— START OF DATA SUPPLIED —
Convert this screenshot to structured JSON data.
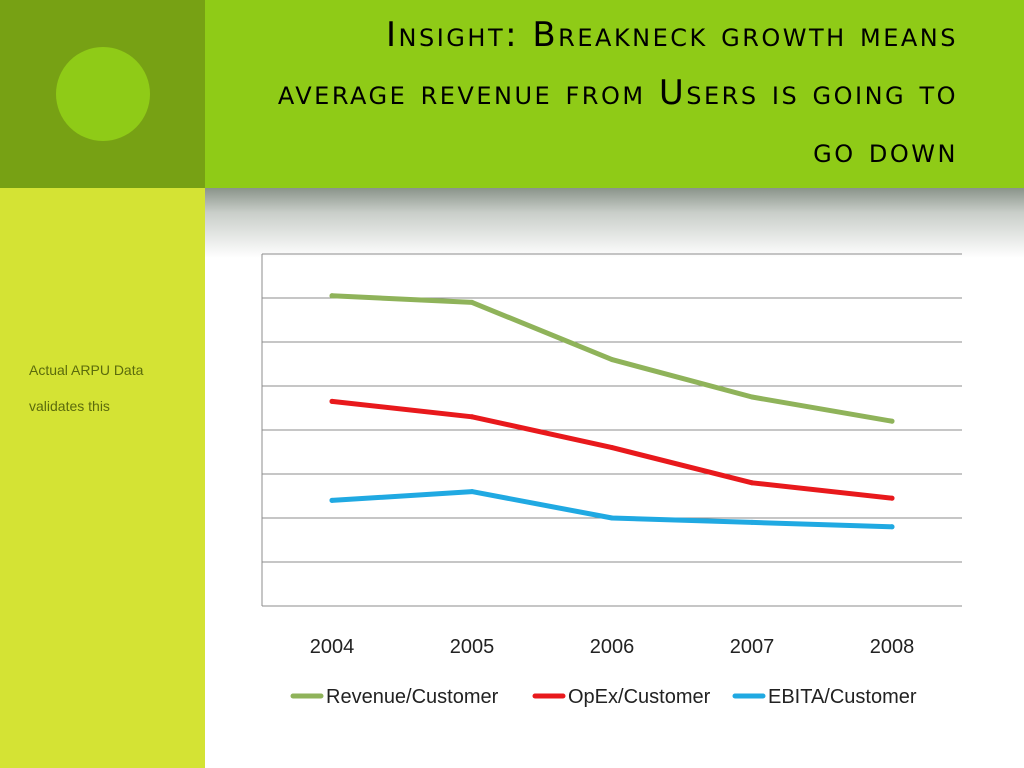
{
  "slide": {
    "title": "Insight: Breakneck growth means average revenue from Users is going to go down",
    "note_line1": "Actual ARPU Data",
    "note_line2": "validates this"
  },
  "colors": {
    "left_dark": "#77a114",
    "header_green": "#8fcb17",
    "left_light": "#d4e334",
    "revenue": "#8fb35a",
    "opex": "#e8191c",
    "ebita": "#20a9e2"
  },
  "chart_data": {
    "type": "line",
    "categories": [
      "2004",
      "2005",
      "2006",
      "2007",
      "2008"
    ],
    "ylim": [
      0,
      8
    ],
    "grid": true,
    "legend_position": "bottom",
    "series": [
      {
        "name": "Revenue/Customer",
        "color": "#8fb35a",
        "values": [
          7.05,
          6.9,
          5.6,
          4.75,
          4.2
        ]
      },
      {
        "name": "OpEx/Customer",
        "color": "#e8191c",
        "values": [
          4.65,
          4.3,
          3.6,
          2.8,
          2.45
        ]
      },
      {
        "name": "EBITA/Customer",
        "color": "#20a9e2",
        "values": [
          2.4,
          2.6,
          2.0,
          1.9,
          1.8
        ]
      }
    ]
  }
}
— END OF DATA SUPPLIED —
=== PROBLEM REQUIREMENTS ===
Omit the images and transcribe all of the records above word for word.

=== EXERCISE SOLUTION ===
Convert this screenshot to structured JSON data.
{
  "slide": {
    "title": "Insight: Breakneck growth means average revenue from Users is going to go down",
    "note_line1": "Actual ARPU Data",
    "note_line2": "validates this"
  },
  "colors": {
    "left_dark": "#77a114",
    "header_green": "#8fcb17",
    "left_light": "#d4e334",
    "revenue": "#8fb35a",
    "opex": "#e8191c",
    "ebita": "#20a9e2"
  },
  "chart_data": {
    "type": "line",
    "categories": [
      "2004",
      "2005",
      "2006",
      "2007",
      "2008"
    ],
    "ylim": [
      0,
      8
    ],
    "grid": true,
    "legend_position": "bottom",
    "series": [
      {
        "name": "Revenue/Customer",
        "color": "#8fb35a",
        "values": [
          7.05,
          6.9,
          5.6,
          4.75,
          4.2
        ]
      },
      {
        "name": "OpEx/Customer",
        "color": "#e8191c",
        "values": [
          4.65,
          4.3,
          3.6,
          2.8,
          2.45
        ]
      },
      {
        "name": "EBITA/Customer",
        "color": "#20a9e2",
        "values": [
          2.4,
          2.6,
          2.0,
          1.9,
          1.8
        ]
      }
    ]
  }
}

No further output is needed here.